> [Supplied material]:
━━━━

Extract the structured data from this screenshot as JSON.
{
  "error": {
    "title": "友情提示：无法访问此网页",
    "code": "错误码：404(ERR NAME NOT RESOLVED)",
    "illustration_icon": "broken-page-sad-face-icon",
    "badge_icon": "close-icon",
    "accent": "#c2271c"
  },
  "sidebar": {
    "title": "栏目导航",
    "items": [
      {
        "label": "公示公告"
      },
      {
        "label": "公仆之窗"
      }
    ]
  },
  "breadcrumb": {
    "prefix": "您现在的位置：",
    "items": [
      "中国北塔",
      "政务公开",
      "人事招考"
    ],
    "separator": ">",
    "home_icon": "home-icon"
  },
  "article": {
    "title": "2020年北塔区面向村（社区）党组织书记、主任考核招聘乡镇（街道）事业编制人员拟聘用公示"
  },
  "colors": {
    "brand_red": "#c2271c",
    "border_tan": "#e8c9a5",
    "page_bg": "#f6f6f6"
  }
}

━━━━

> [Goal]: Retype every entry above, word for word.

> [Written answer]:
Extract the structured data from this screenshot as JSON.
{
  "error": {
    "title": "友情提示：无法访问此网页",
    "code": "错误码：404(ERR NAME NOT RESOLVED)",
    "illustration_icon": "broken-page-sad-face-icon",
    "badge_icon": "close-icon",
    "accent": "#c2271c"
  },
  "sidebar": {
    "title": "栏目导航",
    "items": [
      {
        "label": "公示公告"
      },
      {
        "label": "公仆之窗"
      }
    ]
  },
  "breadcrumb": {
    "prefix": "您现在的位置：",
    "items": [
      "中国北塔",
      "政务公开",
      "人事招考"
    ],
    "separator": ">",
    "home_icon": "home-icon"
  },
  "article": {
    "title": "2020年北塔区面向村（社区）党组织书记、主任考核招聘乡镇（街道）事业编制人员拟聘用公示"
  },
  "colors": {
    "brand_red": "#c2271c",
    "border_tan": "#e8c9a5",
    "page_bg": "#f6f6f6"
  }
}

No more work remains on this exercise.